EXERCISE BRIEF ->
Whenever a line contains the string "Dataset", copy it out of the entries.

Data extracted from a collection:
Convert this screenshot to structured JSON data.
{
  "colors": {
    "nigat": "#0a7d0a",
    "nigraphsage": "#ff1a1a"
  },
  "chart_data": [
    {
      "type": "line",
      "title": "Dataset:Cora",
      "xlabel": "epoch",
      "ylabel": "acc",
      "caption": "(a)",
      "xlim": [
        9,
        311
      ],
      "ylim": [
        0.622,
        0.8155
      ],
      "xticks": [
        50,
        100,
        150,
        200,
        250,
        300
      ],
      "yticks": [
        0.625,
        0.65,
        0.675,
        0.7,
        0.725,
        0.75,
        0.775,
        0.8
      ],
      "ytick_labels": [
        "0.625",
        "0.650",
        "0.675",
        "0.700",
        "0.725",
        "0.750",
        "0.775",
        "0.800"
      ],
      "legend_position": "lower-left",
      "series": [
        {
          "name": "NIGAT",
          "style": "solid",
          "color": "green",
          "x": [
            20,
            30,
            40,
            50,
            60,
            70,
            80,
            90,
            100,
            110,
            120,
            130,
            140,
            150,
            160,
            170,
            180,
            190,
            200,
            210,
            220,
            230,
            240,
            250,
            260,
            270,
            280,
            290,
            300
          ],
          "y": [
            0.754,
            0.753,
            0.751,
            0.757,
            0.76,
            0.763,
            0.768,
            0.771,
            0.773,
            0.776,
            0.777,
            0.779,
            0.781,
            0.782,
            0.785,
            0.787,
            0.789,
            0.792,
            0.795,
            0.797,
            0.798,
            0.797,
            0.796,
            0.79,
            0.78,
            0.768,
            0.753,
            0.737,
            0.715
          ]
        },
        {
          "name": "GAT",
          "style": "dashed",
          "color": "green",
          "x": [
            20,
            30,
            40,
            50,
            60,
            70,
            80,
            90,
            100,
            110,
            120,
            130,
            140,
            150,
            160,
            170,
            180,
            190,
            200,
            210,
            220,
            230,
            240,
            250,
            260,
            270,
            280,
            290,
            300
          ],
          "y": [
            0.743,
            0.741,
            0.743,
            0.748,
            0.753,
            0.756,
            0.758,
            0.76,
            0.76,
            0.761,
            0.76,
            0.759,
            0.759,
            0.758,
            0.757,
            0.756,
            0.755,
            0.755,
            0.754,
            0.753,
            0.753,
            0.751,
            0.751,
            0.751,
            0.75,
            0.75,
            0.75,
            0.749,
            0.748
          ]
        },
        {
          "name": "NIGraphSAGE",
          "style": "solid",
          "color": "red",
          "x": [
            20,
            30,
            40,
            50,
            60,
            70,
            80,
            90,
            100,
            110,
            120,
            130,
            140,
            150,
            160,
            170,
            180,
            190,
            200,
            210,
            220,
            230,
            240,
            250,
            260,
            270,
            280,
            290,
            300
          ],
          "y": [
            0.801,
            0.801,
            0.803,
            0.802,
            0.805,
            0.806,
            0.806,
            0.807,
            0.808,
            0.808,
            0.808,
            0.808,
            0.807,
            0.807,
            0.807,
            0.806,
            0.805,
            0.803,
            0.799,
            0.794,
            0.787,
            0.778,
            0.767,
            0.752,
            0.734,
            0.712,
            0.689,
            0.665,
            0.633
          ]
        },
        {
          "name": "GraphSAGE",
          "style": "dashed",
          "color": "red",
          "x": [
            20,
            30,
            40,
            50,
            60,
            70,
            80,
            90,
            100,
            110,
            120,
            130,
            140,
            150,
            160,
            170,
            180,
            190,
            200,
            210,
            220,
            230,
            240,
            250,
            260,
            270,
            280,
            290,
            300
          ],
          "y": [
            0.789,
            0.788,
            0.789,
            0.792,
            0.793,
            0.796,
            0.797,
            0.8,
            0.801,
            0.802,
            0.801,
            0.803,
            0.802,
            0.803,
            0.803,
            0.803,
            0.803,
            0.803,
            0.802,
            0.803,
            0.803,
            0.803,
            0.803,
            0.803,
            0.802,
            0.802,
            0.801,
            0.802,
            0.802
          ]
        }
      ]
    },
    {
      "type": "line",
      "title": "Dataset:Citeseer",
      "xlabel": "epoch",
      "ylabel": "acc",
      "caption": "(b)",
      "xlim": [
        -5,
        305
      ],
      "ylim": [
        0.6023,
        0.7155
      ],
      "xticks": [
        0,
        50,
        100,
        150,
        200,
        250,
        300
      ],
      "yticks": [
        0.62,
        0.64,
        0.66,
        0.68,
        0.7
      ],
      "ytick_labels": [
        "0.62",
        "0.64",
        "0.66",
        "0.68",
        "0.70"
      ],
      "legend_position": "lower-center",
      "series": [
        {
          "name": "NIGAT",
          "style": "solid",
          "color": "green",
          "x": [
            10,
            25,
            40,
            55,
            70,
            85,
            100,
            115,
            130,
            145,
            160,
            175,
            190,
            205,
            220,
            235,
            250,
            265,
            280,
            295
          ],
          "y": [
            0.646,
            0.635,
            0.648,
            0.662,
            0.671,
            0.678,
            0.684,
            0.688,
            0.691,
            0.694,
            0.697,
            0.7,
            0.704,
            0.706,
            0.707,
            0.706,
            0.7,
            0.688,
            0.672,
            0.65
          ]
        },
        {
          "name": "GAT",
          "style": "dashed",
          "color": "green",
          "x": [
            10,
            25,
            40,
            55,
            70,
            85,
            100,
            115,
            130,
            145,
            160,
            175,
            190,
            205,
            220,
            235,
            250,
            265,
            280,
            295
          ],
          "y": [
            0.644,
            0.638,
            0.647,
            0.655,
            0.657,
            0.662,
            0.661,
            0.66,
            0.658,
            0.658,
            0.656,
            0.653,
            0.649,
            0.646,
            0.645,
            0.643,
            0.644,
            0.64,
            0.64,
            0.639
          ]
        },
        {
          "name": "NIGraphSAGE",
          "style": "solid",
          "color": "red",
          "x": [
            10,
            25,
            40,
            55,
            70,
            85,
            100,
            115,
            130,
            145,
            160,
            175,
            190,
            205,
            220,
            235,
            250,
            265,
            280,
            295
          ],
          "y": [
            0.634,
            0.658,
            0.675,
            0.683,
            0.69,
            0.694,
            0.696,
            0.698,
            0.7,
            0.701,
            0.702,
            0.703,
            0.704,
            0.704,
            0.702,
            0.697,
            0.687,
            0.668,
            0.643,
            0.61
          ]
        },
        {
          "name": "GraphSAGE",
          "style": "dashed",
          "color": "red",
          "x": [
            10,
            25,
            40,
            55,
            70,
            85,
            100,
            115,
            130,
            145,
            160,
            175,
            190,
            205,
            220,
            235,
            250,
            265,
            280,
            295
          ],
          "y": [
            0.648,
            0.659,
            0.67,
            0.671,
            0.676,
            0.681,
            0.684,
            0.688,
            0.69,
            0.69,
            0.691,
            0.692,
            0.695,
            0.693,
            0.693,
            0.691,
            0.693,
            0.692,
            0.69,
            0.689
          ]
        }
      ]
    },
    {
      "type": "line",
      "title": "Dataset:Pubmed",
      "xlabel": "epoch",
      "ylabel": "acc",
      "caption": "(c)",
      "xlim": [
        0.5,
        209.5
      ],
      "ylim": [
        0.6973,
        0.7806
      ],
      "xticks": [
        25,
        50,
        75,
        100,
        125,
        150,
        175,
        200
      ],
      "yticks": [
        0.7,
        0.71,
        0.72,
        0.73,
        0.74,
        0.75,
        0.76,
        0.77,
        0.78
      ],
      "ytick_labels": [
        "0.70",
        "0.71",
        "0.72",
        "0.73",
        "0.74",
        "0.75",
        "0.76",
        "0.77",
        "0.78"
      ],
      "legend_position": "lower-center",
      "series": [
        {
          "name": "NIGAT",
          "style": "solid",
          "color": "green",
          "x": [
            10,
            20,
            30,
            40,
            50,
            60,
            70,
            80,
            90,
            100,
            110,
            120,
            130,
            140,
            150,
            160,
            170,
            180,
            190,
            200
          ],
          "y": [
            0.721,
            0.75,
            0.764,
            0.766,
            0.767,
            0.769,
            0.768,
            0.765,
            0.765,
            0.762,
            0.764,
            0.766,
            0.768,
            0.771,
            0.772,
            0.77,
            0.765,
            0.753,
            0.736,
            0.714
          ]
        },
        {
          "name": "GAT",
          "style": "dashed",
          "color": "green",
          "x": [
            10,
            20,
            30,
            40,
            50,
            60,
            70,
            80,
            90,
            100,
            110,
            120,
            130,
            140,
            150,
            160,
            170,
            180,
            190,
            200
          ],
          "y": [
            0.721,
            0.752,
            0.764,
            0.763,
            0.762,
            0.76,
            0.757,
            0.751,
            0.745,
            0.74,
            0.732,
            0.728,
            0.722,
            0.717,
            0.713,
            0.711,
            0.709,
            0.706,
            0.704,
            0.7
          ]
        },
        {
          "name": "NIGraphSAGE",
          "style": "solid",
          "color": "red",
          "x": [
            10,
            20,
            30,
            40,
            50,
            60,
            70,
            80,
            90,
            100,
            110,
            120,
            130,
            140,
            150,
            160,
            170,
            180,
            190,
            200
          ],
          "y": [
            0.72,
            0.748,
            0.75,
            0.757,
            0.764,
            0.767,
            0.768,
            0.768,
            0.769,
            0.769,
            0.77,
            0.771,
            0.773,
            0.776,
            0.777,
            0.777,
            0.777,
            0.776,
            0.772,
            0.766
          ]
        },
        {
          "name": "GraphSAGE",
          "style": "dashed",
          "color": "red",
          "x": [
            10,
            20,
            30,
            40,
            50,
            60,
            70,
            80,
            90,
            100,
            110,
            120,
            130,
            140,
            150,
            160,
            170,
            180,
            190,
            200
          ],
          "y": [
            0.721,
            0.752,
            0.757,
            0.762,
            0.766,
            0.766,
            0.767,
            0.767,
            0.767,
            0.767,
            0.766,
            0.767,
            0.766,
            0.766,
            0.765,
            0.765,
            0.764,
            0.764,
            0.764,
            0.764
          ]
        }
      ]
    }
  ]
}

RESULT ->
      "title": "Dataset:Cora",
      "title": "Dataset:Citeseer",
      "title": "Dataset:Pubmed",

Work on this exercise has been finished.